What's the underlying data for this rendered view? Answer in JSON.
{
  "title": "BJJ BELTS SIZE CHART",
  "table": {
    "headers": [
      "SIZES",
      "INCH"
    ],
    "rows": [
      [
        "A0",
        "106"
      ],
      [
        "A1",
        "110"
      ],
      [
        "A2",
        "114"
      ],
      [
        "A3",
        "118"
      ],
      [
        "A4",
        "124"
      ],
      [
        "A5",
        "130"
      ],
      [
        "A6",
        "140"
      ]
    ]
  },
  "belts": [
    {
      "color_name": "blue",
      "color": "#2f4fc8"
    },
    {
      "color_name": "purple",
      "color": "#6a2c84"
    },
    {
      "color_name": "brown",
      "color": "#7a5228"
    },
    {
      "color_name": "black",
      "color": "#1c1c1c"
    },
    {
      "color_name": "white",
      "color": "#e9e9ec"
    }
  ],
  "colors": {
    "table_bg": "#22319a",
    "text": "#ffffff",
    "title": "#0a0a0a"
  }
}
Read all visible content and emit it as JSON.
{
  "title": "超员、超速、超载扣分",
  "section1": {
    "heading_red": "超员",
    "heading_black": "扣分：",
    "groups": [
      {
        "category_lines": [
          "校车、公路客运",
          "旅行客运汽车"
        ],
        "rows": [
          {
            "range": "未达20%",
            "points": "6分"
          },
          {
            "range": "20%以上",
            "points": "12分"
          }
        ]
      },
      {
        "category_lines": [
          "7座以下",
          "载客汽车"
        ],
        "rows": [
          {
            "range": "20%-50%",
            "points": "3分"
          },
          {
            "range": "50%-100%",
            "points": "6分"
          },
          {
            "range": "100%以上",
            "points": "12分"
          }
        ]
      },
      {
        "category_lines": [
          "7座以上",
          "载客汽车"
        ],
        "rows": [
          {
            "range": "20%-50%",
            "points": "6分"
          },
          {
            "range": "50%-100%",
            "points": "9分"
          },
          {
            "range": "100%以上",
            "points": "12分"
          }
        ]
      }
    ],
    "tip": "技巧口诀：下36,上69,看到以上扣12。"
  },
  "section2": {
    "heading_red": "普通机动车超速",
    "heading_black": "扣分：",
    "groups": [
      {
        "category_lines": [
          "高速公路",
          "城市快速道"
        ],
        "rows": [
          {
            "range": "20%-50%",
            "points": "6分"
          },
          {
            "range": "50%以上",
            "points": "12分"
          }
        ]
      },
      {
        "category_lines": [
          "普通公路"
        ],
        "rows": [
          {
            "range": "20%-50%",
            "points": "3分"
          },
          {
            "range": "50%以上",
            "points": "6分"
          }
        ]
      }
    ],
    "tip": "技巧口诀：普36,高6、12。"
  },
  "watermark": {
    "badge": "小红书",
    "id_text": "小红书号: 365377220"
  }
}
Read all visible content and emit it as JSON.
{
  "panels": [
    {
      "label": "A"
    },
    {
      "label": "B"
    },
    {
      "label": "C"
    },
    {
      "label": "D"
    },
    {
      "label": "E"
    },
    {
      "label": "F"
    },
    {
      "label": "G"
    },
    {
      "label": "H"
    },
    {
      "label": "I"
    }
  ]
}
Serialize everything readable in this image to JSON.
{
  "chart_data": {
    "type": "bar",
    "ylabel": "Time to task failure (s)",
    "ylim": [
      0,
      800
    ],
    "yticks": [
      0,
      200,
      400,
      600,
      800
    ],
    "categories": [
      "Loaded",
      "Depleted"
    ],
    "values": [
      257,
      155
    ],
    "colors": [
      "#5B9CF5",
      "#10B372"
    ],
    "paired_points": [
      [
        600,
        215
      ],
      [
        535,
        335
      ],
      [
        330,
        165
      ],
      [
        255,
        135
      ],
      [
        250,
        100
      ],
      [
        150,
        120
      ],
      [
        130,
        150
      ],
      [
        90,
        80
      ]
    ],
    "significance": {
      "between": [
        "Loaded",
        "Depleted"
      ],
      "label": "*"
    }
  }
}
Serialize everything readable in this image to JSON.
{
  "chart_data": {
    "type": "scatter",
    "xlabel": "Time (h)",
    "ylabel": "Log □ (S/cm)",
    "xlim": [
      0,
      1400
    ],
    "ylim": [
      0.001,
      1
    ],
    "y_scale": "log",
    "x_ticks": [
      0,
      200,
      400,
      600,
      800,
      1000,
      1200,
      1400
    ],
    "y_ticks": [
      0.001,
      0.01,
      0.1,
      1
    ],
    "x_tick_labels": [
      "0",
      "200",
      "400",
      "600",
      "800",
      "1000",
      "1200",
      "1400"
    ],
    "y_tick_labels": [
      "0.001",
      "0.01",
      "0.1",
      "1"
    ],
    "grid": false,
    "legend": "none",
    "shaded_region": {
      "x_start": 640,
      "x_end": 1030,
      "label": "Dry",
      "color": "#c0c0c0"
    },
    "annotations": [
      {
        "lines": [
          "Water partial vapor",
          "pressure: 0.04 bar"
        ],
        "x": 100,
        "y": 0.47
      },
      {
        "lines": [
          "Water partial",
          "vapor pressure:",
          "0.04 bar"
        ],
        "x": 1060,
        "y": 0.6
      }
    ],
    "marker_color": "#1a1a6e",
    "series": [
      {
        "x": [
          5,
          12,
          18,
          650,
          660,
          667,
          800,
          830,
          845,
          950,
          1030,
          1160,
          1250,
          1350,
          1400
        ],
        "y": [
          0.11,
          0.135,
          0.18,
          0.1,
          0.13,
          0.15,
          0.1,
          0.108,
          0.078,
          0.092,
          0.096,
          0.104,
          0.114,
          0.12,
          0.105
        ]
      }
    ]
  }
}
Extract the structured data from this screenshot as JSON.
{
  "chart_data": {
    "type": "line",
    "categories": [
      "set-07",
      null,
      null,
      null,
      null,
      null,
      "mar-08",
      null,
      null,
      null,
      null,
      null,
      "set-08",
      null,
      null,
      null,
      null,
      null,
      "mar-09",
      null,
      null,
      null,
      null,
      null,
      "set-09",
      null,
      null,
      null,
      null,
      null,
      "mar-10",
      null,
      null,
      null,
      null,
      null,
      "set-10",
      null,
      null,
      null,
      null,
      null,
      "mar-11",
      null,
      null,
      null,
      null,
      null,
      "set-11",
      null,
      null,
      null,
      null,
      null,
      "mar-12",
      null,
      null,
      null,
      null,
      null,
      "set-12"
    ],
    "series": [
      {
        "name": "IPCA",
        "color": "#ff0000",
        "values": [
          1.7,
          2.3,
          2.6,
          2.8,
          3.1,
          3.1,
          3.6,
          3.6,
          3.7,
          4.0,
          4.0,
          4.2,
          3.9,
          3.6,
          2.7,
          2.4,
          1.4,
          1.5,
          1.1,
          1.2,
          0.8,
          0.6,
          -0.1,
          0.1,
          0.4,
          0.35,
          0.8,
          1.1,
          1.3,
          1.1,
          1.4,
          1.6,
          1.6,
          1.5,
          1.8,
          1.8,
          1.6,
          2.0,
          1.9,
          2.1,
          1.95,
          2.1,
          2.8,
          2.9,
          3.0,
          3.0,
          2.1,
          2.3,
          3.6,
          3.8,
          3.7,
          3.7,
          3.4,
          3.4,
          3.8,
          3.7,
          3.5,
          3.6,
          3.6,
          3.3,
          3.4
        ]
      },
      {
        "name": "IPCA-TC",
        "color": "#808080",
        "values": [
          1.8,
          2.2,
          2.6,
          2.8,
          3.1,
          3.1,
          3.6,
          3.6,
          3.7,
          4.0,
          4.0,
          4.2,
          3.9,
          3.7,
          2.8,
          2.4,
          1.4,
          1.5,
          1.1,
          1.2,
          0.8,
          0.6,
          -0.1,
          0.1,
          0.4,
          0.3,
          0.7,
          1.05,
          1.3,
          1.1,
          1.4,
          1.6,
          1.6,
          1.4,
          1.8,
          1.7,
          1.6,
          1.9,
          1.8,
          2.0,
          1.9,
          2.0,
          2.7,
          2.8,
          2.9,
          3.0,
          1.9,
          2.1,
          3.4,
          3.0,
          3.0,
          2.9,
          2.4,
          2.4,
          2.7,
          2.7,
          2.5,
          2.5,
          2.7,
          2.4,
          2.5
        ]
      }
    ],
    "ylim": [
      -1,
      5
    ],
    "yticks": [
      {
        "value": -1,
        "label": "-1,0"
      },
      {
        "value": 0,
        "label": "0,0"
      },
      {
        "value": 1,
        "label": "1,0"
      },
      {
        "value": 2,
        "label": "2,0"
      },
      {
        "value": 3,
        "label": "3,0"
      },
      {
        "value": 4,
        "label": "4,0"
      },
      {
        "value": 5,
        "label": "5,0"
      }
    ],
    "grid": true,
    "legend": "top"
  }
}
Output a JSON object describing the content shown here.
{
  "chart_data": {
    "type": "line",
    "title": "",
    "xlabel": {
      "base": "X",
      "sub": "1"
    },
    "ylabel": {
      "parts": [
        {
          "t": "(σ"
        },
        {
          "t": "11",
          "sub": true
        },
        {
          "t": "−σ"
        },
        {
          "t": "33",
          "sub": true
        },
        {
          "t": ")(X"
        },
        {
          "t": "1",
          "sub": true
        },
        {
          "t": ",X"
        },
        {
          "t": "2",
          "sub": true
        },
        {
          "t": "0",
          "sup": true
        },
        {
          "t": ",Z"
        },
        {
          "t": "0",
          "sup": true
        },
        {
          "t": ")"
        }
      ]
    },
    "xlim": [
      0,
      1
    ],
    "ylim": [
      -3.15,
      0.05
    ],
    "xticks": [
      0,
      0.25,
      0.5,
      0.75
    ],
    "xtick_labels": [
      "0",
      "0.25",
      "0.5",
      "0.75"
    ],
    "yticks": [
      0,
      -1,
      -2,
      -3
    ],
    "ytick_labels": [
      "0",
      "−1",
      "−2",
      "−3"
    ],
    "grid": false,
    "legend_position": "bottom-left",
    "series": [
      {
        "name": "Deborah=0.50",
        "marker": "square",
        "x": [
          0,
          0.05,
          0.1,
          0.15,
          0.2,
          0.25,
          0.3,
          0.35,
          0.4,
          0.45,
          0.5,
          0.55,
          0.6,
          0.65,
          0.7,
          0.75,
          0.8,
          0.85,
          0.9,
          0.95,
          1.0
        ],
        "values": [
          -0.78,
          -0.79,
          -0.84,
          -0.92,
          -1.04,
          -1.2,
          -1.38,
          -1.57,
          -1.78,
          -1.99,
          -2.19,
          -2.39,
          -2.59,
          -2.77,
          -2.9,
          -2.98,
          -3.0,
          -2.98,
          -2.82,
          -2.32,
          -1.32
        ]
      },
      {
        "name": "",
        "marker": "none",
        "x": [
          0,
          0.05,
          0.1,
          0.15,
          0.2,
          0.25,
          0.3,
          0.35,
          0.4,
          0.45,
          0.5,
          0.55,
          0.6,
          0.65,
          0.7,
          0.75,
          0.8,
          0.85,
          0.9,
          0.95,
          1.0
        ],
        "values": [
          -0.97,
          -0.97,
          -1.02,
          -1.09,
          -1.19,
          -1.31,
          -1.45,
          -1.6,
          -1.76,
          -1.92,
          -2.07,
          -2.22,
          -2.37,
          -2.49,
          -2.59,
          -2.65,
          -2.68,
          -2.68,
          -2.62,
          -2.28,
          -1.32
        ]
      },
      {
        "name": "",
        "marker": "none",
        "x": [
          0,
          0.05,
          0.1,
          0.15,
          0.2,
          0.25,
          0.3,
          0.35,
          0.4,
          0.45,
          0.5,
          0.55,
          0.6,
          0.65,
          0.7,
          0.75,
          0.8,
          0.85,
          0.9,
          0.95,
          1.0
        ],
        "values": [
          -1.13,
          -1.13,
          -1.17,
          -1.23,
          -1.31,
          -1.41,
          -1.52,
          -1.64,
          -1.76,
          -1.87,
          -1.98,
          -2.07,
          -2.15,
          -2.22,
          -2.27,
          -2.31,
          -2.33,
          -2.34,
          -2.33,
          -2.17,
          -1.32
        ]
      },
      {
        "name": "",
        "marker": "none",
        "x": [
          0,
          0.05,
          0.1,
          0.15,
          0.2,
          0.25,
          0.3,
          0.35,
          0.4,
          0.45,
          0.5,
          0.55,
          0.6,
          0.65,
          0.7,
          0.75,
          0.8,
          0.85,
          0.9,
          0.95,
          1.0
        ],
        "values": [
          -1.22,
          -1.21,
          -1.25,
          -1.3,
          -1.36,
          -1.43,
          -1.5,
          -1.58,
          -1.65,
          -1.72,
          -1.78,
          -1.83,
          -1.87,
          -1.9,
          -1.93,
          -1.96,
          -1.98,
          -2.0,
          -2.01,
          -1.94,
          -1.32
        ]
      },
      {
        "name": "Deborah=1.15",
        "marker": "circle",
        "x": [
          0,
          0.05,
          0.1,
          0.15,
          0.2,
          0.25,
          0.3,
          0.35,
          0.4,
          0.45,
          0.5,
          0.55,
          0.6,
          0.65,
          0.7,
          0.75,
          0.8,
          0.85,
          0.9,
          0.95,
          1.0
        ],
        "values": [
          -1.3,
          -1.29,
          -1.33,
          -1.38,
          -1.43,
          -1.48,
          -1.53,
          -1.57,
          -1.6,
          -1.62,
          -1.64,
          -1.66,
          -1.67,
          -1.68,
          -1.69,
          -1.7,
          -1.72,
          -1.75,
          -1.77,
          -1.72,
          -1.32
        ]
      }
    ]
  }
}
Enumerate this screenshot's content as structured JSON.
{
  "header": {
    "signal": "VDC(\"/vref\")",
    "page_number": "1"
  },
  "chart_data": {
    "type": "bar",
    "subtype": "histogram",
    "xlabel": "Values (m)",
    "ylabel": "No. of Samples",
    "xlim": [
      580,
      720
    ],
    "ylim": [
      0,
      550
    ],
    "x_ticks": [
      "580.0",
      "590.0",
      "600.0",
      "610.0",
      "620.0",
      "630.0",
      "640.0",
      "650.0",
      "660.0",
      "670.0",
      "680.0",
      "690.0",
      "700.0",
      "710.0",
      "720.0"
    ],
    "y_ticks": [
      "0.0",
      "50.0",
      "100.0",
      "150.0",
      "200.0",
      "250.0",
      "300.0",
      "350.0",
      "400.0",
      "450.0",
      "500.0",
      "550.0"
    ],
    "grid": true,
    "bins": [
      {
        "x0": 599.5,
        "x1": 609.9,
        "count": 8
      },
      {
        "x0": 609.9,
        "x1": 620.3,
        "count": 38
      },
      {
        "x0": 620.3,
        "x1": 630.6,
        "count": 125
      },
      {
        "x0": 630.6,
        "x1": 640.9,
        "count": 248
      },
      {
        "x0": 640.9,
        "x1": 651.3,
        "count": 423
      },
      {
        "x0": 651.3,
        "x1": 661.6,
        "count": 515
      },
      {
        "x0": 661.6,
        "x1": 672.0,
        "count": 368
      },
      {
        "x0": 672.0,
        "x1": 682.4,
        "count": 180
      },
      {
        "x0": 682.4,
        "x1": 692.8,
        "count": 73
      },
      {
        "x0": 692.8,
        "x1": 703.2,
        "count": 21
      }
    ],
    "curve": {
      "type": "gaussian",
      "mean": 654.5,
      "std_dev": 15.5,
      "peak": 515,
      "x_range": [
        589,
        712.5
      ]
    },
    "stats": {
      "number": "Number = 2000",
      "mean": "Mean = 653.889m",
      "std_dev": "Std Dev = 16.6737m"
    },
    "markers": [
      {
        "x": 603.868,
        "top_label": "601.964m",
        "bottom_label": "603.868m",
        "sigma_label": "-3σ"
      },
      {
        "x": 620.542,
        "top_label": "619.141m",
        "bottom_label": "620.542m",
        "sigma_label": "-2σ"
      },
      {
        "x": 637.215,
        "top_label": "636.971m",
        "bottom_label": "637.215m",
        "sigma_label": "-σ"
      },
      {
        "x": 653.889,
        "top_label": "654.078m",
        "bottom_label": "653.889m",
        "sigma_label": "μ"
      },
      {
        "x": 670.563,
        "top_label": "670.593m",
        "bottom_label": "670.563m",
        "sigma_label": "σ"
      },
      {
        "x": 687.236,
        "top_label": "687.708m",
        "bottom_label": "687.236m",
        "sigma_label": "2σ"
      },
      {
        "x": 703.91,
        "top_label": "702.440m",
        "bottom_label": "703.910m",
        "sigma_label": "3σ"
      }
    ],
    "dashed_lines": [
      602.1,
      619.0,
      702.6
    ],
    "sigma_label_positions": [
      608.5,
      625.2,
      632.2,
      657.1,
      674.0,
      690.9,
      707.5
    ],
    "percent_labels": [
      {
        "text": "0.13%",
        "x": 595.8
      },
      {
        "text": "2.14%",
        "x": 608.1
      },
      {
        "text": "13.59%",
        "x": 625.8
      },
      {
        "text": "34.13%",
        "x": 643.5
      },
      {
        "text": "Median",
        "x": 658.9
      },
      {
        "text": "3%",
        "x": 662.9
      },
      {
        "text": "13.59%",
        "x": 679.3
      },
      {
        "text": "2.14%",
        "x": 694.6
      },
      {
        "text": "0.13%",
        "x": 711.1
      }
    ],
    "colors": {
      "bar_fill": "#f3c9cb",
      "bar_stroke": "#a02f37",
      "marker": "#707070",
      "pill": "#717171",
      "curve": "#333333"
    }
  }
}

※

* **Exercise**: Where a line of the records above holds the word "structured", copy that line.

* **Response to the exercise**:
Extract the structured data from this screenshot as JSON.
Enumerate this screenshot's content as structured JSON.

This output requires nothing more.